## Exercise prompt:
Pictures are not part of the answer. Return the lines from the one containing "Decode this image" through the end of the data, both included, exactly as they appear.

## Data listing:
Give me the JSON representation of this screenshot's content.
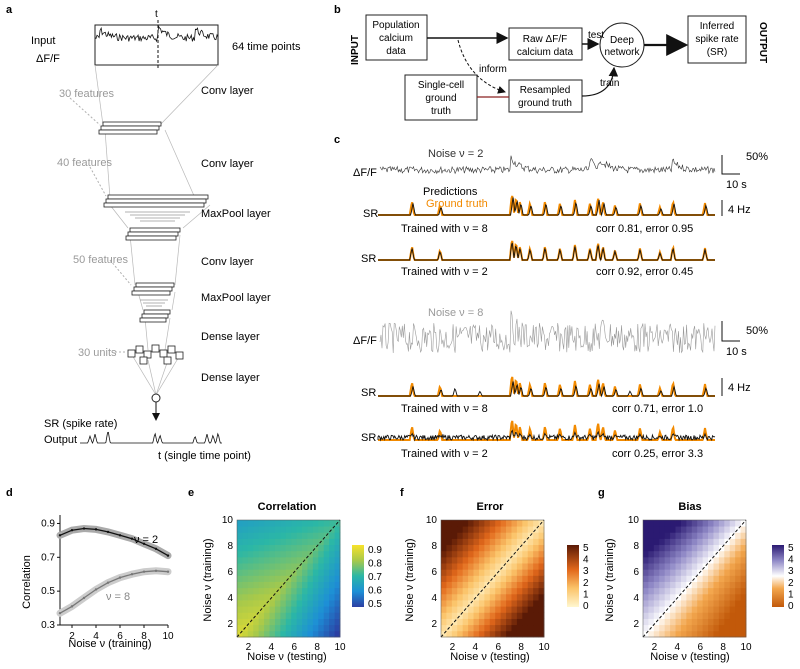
{
  "panels": {
    "a": "a",
    "b": "b",
    "c": "c",
    "d": "d",
    "e": "e",
    "f": "f",
    "g": "g"
  },
  "panel_a": {
    "input_label": "Input",
    "input_sub": "ΔF/F",
    "t_marker": "t",
    "time_points": "64 time points",
    "features_30": "30 features",
    "features_40": "40 features",
    "features_50": "50 features",
    "units_30": "30 units",
    "conv1": "Conv layer",
    "conv2": "Conv layer",
    "maxpool1": "MaxPool layer",
    "conv3": "Conv layer",
    "maxpool2": "MaxPool layer",
    "dense1": "Dense layer",
    "dense2": "Dense layer",
    "sr_label": "SR (spike rate)",
    "output_label": "Output",
    "single_time": "t (single time point)"
  },
  "panel_b": {
    "input_side": "INPUT",
    "output_side": "OUTPUT",
    "population_l1": "Population",
    "population_l2": "calcium",
    "population_l3": "data",
    "raw_l1": "Raw ΔF/F",
    "raw_l2": "calcium data",
    "test": "test",
    "deep_l1": "Deep",
    "deep_l2": "network",
    "inferred_l1": "Inferred",
    "inferred_l2": "spike rate",
    "inferred_l3": "(SR)",
    "inform": "inform",
    "train": "train",
    "single_l1": "Single-cell",
    "single_l2": "ground",
    "single_l3": "truth",
    "resampled_l1": "Resampled",
    "resampled_l2": "ground truth"
  },
  "panel_c": {
    "dff": "ΔF/F",
    "sr": "SR",
    "noise2": "Noise ν = 2",
    "noise8": "Noise ν = 8",
    "scale_pct": "50%",
    "scale_time": "10 s",
    "scale_hz": "4 Hz",
    "predictions": "Predictions",
    "ground_truth": "Ground truth",
    "trained8": "Trained with ν = 8",
    "trained2": "Trained with ν = 2",
    "stat_1": "corr 0.81, error 0.95",
    "stat_2": "corr 0.92, error 0.45",
    "stat_3": "corr 0.71, error 1.0",
    "stat_4": "corr 0.25, error 3.3",
    "colors": {
      "prediction": "#111111",
      "ground_truth": "#f28a00",
      "noisy": "#9a9a9a"
    }
  },
  "chart_data": [
    {
      "type": "line",
      "panel": "d",
      "xlabel": "Noise ν (training)",
      "ylabel": "Correlation",
      "xlim": [
        1,
        10
      ],
      "ylim": [
        0.3,
        0.95
      ],
      "xticks": [
        2,
        4,
        6,
        8,
        10
      ],
      "yticks": [
        0.3,
        0.5,
        0.7,
        0.9
      ],
      "series": [
        {
          "name": "ν = 2",
          "color": "#111111",
          "x": [
            1,
            2,
            3,
            4,
            5,
            6,
            7,
            8,
            9,
            10
          ],
          "values": [
            0.83,
            0.86,
            0.87,
            0.865,
            0.85,
            0.83,
            0.81,
            0.78,
            0.75,
            0.71
          ]
        },
        {
          "name": "ν = 8",
          "color": "#777777",
          "x": [
            1,
            2,
            3,
            4,
            5,
            6,
            7,
            8,
            9,
            10
          ],
          "values": [
            0.37,
            0.41,
            0.46,
            0.51,
            0.55,
            0.58,
            0.6,
            0.615,
            0.62,
            0.615
          ]
        }
      ]
    },
    {
      "type": "heatmap",
      "panel": "e",
      "title": "Correlation",
      "xlabel": "Noise ν (testing)",
      "ylabel": "Noise ν (training)",
      "xticks": [
        2,
        4,
        6,
        8,
        10
      ],
      "yticks": [
        2,
        4,
        6,
        8,
        10
      ],
      "colorbar_ticks": [
        "0.9",
        "0.8",
        "0.7",
        "0.6",
        "0.5"
      ],
      "colorbar_range": [
        0.45,
        0.95
      ],
      "colormap": "parula"
    },
    {
      "type": "heatmap",
      "panel": "f",
      "title": "Error",
      "xlabel": "Noise ν (testing)",
      "ylabel": "Noise ν (training)",
      "xticks": [
        2,
        4,
        6,
        8,
        10
      ],
      "yticks": [
        2,
        4,
        6,
        8,
        10
      ],
      "colorbar_ticks": [
        "5",
        "4",
        "3",
        "2",
        "1",
        "0"
      ],
      "colorbar_range": [
        0,
        5
      ],
      "colormap": "yellow-orange-brown"
    },
    {
      "type": "heatmap",
      "panel": "g",
      "title": "Bias",
      "xlabel": "Noise ν (testing)",
      "ylabel": "Noise ν (training)",
      "xticks": [
        2,
        4,
        6,
        8,
        10
      ],
      "yticks": [
        2,
        4,
        6,
        8,
        10
      ],
      "colorbar_ticks": [
        "5",
        "4",
        "3",
        "2",
        "1",
        "0"
      ],
      "colorbar_range": [
        0,
        5
      ],
      "colormap": "orange-white-purple"
    }
  ]
}
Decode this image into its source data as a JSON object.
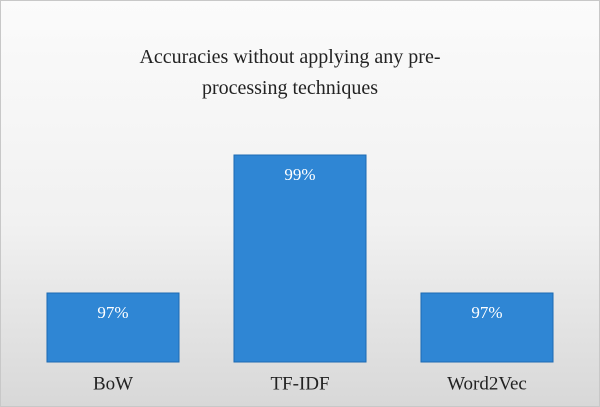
{
  "chart_data": {
    "type": "bar",
    "title": "Accuracies without applying any pre-processing techniques",
    "categories": [
      "BoW",
      "TF-IDF",
      "Word2Vec"
    ],
    "values": [
      97,
      99,
      97
    ],
    "value_labels": [
      "97%",
      "99%",
      "97%"
    ],
    "color": "#2f86d4",
    "ylim": [
      96,
      100
    ]
  }
}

## Task output:
Decode this image into its source data as a JSON object.
{
  "chart_data": {
    "type": "bar",
    "title": "Accuracies without applying any pre-processing techniques",
    "categories": [
      "BoW",
      "TF-IDF",
      "Word2Vec"
    ],
    "values": [
      97,
      99,
      97
    ],
    "value_labels": [
      "97%",
      "99%",
      "97%"
    ],
    "color": "#2f86d4",
    "ylim": [
      96,
      100
    ]
  }
}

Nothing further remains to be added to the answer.